▶ **TASK DETAILS**: Copy out each line containing "label" from the entries below.

[A run of records]
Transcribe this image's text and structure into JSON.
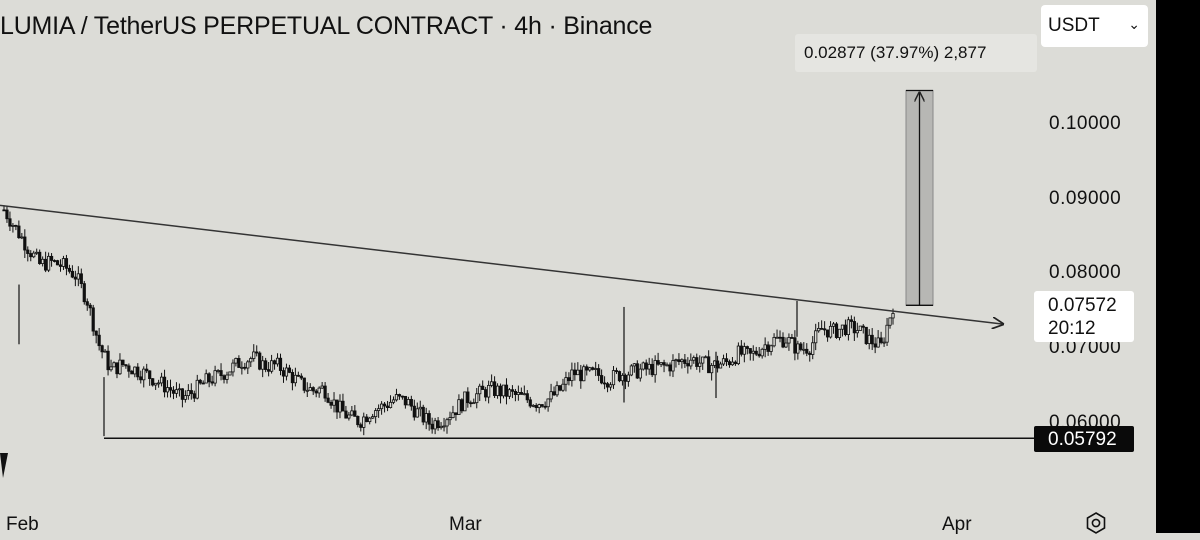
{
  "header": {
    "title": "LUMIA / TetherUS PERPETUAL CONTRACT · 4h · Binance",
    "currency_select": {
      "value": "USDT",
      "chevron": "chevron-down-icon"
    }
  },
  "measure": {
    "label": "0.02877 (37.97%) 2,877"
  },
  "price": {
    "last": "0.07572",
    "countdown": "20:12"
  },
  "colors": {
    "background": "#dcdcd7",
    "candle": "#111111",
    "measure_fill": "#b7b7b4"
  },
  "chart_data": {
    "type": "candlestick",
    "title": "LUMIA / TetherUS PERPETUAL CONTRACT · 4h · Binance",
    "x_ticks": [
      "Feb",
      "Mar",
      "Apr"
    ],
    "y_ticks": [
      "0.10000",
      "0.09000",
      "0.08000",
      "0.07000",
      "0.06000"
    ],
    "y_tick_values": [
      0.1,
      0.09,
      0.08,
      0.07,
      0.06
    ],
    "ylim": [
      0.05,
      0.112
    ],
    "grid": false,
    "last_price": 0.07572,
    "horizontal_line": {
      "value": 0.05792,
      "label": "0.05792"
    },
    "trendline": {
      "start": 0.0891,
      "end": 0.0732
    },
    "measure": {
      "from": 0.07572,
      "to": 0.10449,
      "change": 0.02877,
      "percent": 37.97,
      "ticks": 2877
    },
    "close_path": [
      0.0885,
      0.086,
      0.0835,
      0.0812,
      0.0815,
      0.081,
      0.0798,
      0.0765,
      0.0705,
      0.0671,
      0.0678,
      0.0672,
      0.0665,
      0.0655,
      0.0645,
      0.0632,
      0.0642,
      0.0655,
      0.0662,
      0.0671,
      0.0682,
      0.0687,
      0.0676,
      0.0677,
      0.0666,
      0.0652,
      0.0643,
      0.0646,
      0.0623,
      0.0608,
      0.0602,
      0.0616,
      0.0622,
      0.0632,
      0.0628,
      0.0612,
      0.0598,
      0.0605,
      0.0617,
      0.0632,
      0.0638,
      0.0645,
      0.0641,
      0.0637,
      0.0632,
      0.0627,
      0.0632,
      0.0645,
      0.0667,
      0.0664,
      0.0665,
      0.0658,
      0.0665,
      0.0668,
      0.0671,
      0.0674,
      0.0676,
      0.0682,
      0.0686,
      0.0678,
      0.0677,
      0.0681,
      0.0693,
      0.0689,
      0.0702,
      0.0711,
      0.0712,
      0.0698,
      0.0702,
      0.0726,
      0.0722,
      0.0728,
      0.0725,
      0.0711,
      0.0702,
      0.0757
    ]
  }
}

▶ **ANSWER FOR THE TASK**:
    "label": "0.02877 (37.97%) 2,877"
      "label": "0.05792"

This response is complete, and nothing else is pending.